* START ENTRIES *

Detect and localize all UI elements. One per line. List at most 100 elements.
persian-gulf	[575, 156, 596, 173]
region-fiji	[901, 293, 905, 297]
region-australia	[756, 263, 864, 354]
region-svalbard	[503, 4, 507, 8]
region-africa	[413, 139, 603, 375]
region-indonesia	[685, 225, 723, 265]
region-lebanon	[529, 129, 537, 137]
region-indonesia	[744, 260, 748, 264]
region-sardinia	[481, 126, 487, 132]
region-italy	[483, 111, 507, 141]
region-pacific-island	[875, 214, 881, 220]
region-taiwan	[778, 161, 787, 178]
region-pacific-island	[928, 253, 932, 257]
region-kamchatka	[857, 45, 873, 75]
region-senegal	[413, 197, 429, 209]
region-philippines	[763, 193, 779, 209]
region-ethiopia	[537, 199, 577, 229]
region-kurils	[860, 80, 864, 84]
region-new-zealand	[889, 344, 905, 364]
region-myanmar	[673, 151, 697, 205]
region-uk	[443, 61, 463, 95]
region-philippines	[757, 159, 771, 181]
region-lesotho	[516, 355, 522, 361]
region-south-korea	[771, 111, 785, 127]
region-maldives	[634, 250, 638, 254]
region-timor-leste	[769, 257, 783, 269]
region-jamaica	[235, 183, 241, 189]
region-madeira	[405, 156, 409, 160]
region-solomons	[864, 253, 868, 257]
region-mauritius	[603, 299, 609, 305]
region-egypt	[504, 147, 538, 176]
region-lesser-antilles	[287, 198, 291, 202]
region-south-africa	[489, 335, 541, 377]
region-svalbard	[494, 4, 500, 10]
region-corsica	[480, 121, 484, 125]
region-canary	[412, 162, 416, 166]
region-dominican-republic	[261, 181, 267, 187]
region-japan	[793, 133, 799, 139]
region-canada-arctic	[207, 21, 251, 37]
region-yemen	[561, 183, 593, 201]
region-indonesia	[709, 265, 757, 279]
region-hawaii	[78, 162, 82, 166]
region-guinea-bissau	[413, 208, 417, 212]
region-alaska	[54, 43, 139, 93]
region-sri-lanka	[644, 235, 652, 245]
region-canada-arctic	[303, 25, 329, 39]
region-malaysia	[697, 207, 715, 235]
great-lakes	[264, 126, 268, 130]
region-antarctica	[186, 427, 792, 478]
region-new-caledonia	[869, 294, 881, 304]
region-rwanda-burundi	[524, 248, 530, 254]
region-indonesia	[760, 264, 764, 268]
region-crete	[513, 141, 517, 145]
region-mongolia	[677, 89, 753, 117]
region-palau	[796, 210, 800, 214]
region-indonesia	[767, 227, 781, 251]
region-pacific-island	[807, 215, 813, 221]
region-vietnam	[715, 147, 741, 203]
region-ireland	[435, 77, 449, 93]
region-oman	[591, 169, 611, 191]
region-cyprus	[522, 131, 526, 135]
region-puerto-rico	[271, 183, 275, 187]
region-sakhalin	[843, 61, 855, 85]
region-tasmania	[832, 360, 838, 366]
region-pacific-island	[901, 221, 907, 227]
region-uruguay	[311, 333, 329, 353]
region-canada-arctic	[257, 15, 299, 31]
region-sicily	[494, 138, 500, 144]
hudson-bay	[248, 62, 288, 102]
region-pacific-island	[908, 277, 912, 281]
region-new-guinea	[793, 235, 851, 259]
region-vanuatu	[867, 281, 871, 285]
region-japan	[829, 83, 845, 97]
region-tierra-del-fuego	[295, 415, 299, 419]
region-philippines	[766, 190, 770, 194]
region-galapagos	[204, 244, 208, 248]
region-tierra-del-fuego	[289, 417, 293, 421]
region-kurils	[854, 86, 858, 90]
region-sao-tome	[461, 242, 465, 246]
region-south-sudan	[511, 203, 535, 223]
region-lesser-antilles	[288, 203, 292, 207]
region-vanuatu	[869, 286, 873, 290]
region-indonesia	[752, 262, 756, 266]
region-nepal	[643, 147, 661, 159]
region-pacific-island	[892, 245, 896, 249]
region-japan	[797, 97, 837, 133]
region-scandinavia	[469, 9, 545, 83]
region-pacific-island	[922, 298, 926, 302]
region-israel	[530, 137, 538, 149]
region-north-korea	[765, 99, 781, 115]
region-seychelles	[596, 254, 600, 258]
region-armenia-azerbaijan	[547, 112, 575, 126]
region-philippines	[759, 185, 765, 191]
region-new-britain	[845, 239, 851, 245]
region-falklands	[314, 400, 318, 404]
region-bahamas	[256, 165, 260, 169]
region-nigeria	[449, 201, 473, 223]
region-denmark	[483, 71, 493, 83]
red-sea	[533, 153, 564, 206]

* END ENTRIES *

■ **WHAT IS BEING ASKED**: Please output the records, from their first line through the line holding "235, 652, 245]" (both included), as a Markdown table with the columns Row and Record line, with one numbered row per line and blank lines omitted.

■ **RESPONSE TO THE TASK**:
| Row | Record line |
|---|---|
| 1 | Detect and localize all UI elements. One per line. List at most 100 elements. |
| 2 | persian-gulf	[575, 156, 596, 173] |
| 3 | region-fiji	[901, 293, 905, 297] |
| 4 | region-australia	[756, 263, 864, 354] |
| 5 | region-svalbard	[503, 4, 507, 8] |
| 6 | region-africa	[413, 139, 603, 375] |
| 7 | region-indonesia	[685, 225, 723, 265] |
| 8 | region-lebanon	[529, 129, 537, 137] |
| 9 | region-indonesia	[744, 260, 748, 264] |
| 10 | region-sardinia	[481, 126, 487, 132] |
| 11 | region-italy	[483, 111, 507, 141] |
| 12 | region-pacific-island	[875, 214, 881, 220] |
| 13 | region-taiwan	[778, 161, 787, 178] |
| 14 | region-pacific-island	[928, 253, 932, 257] |
| 15 | region-kamchatka	[857, 45, 873, 75] |
| 16 | region-senegal	[413, 197, 429, 209] |
| 17 | region-philippines	[763, 193, 779, 209] |
| 18 | region-ethiopia	[537, 199, 577, 229] |
| 19 | region-kurils	[860, 80, 864, 84] |
| 20 | region-new-zealand	[889, 344, 905, 364] |
| 21 | region-myanmar	[673, 151, 697, 205] |
| 22 | region-uk	[443, 61, 463, 95] |
| 23 | region-philippines	[757, 159, 771, 181] |
| 24 | region-lesotho	[516, 355, 522, 361] |
| 25 | region-south-korea	[771, 111, 785, 127] |
| 26 | region-maldives	[634, 250, 638, 254] |
| 27 | region-timor-leste	[769, 257, 783, 269] |
| 28 | region-jamaica	[235, 183, 241, 189] |
| 29 | region-madeira	[405, 156, 409, 160] |
| 30 | region-solomons	[864, 253, 868, 257] |
| 31 | region-mauritius	[603, 299, 609, 305] |
| 32 | region-egypt	[504, 147, 538, 176] |
| 33 | region-lesser-antilles	[287, 198, 291, 202] |
| 34 | region-south-africa	[489, 335, 541, 377] |
| 35 | region-svalbard	[494, 4, 500, 10] |
| 36 | region-corsica	[480, 121, 484, 125] |
| 37 | region-canary	[412, 162, 416, 166] |
| 38 | region-dominican-republic	[261, 181, 267, 187] |
| 39 | region-japan	[793, 133, 799, 139] |
| 40 | region-canada-arctic	[207, 21, 251, 37] |
| 41 | region-yemen	[561, 183, 593, 201] |
| 42 | region-indonesia	[709, 265, 757, 279] |
| 43 | region-hawaii	[78, 162, 82, 166] |
| 44 | region-guinea-bissau	[413, 208, 417, 212] |
| 45 | region-alaska	[54, 43, 139, 93] |
| 46 | region-sri-lanka	[644, 235, 652, 245] |